**Task requirements**
Count every line that has the word "name" in it; give no more than the number.

Dataset listings of figures
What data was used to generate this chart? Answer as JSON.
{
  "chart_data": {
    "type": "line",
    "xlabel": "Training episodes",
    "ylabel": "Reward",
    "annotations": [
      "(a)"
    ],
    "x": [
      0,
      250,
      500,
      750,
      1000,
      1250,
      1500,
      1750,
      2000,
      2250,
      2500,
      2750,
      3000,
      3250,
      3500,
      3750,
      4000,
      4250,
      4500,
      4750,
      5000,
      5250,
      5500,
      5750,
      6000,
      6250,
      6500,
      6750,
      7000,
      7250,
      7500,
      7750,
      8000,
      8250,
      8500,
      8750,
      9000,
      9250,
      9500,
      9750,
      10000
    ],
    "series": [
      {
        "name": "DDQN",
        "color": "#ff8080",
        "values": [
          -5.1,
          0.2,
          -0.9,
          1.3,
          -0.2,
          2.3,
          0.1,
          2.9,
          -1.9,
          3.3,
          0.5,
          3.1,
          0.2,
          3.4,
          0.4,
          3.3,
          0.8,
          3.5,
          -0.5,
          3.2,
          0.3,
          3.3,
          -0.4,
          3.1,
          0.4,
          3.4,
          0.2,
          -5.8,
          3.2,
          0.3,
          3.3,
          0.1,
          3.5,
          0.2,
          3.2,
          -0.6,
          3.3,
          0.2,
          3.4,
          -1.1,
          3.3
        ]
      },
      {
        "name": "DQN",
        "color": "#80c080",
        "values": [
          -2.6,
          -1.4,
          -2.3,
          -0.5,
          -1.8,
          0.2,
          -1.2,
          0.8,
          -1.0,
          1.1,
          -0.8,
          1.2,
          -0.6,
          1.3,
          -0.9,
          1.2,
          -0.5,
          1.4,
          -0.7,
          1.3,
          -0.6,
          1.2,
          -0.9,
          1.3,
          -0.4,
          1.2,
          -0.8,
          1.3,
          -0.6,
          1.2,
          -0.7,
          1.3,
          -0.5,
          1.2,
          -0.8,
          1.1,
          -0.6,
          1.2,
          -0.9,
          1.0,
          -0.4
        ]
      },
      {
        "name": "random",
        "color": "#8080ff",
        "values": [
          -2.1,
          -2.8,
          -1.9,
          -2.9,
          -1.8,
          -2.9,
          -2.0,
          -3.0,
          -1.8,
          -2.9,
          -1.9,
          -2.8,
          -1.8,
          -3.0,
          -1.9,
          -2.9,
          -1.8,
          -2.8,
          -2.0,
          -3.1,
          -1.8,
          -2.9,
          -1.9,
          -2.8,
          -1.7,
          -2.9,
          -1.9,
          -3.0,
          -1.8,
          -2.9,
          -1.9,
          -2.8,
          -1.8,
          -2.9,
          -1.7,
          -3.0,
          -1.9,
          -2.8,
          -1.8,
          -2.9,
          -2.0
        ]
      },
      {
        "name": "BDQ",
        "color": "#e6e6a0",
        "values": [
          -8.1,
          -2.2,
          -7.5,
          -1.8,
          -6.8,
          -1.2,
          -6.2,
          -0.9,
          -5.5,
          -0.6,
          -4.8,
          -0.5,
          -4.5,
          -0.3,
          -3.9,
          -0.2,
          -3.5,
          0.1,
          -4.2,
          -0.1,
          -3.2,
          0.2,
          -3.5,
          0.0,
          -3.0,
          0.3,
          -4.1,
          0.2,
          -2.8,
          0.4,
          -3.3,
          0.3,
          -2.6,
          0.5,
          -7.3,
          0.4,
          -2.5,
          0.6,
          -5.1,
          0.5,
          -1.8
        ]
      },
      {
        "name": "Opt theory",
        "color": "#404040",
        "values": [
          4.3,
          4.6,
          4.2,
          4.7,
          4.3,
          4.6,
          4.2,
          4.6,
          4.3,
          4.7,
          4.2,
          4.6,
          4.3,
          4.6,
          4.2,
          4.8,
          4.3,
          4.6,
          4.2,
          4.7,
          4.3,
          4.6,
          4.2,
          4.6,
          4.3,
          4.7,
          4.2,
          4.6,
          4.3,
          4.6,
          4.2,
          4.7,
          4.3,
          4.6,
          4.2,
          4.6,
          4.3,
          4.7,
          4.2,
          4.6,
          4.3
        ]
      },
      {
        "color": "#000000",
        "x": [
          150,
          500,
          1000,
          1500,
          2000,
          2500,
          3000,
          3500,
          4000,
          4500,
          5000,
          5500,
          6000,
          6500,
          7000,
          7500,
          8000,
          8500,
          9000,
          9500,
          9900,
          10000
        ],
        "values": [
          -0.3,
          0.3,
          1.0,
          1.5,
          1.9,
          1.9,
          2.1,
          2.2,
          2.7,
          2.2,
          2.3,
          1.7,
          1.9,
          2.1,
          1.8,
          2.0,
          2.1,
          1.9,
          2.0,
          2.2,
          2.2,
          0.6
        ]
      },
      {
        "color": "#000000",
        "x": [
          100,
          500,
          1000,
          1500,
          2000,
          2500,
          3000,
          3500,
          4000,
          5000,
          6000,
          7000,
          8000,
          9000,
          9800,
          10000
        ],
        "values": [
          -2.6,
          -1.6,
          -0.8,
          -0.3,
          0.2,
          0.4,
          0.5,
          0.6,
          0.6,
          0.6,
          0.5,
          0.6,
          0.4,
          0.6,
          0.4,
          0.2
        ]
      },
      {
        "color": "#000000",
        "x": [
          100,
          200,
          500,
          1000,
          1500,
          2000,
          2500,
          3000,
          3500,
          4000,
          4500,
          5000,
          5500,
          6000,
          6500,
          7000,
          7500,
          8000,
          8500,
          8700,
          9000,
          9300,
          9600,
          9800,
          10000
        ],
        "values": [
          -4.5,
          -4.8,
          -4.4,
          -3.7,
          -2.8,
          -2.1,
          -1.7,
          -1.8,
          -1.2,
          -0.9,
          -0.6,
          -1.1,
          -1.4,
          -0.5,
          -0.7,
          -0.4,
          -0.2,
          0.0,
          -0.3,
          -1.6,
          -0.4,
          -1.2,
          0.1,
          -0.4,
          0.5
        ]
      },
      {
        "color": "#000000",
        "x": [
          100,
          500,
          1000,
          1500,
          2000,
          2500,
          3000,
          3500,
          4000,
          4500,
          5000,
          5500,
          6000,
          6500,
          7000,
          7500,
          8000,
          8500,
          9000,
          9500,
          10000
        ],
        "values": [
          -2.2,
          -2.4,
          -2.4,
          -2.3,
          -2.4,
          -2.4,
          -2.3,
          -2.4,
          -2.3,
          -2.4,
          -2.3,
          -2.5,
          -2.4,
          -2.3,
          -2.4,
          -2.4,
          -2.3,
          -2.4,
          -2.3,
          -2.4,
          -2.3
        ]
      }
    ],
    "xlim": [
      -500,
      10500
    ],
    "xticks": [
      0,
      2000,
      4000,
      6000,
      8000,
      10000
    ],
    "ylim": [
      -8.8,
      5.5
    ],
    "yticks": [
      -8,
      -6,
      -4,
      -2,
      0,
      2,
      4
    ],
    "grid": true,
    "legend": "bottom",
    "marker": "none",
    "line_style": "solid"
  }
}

**Expected answer**
5